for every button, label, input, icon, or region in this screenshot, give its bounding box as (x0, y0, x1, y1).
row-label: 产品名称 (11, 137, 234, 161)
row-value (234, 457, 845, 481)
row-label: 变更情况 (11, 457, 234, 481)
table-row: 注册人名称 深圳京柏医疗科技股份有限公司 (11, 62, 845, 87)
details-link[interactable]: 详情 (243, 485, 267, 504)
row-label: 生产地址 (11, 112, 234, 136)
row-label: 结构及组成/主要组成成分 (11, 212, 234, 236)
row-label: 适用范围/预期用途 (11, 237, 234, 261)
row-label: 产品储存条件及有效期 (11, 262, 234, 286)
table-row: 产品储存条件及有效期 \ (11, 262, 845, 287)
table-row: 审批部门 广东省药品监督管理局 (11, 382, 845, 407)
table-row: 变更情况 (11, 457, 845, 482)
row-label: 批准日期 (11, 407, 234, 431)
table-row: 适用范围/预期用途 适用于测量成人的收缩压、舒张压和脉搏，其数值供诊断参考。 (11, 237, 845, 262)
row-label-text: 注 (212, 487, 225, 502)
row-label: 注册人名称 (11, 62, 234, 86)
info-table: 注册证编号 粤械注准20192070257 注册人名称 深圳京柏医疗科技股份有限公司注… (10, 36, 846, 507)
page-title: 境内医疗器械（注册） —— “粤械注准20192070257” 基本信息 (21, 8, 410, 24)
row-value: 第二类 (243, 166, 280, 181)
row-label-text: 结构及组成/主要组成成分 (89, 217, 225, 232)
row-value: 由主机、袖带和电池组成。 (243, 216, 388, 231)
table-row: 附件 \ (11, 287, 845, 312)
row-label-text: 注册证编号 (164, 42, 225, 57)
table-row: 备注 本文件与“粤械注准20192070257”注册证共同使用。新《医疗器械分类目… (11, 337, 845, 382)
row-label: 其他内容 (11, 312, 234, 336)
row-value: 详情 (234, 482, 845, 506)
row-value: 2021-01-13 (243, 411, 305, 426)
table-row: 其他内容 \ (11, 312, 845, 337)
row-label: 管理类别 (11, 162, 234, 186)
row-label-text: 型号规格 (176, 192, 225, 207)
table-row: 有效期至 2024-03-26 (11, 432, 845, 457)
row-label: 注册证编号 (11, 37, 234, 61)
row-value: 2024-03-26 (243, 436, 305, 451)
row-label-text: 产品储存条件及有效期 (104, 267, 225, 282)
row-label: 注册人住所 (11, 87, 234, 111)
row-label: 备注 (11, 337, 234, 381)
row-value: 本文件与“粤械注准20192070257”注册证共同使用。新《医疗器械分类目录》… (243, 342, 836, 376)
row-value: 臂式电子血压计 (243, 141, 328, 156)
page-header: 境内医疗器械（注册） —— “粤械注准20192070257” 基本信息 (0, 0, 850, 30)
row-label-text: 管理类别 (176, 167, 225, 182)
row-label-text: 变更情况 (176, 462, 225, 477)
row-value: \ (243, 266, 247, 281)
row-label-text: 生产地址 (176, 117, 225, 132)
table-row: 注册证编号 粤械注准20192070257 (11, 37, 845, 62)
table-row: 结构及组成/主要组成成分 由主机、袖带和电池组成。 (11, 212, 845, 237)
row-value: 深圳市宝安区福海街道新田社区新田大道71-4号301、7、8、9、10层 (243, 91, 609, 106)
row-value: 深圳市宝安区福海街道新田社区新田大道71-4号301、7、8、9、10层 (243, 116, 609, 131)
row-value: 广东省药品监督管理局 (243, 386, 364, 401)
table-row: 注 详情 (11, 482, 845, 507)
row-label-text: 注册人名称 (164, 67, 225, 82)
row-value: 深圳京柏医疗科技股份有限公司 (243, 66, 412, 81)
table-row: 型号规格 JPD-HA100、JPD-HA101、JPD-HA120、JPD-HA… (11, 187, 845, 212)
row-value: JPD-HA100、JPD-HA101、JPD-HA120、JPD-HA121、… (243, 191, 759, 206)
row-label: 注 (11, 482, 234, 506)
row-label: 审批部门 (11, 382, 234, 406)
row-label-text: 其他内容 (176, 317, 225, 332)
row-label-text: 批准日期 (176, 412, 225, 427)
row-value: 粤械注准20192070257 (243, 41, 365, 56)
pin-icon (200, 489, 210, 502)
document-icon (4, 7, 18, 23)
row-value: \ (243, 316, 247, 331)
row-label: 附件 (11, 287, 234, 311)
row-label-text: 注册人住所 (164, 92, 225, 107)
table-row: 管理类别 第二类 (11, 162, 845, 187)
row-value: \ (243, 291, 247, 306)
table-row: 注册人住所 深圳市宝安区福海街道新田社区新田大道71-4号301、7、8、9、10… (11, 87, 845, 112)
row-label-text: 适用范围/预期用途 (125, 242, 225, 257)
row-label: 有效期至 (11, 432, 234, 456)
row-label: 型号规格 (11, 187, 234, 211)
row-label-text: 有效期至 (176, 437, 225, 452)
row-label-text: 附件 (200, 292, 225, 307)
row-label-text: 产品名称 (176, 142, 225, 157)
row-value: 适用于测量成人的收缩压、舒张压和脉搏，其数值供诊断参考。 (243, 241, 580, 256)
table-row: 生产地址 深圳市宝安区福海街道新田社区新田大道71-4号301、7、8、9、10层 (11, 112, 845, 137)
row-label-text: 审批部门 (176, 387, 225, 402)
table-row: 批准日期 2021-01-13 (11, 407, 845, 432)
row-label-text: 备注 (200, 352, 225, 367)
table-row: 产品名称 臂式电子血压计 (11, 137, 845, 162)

###

### Exercise goal:
Rewrite the records as a numbered list. Start at the first line and end with the line that contains "row-label: 生产地址 (11, 112, 234, 136)". Leave out any blank lines.

### Correct answer:
1. for every button, label, input, icon, or region in this screenshot, give its bounding box as (x0, y0, x1, y1).
2. row-label: 产品名称 (11, 137, 234, 161)
3. row-value (234, 457, 845, 481)
4. row-label: 变更情况 (11, 457, 234, 481)
5. table-row: 注册人名称 深圳京柏医疗科技股份有限公司 (11, 62, 845, 87)
6. details-link[interactable]: 详情 (243, 485, 267, 504)
7. row-label: 生产地址 (11, 112, 234, 136)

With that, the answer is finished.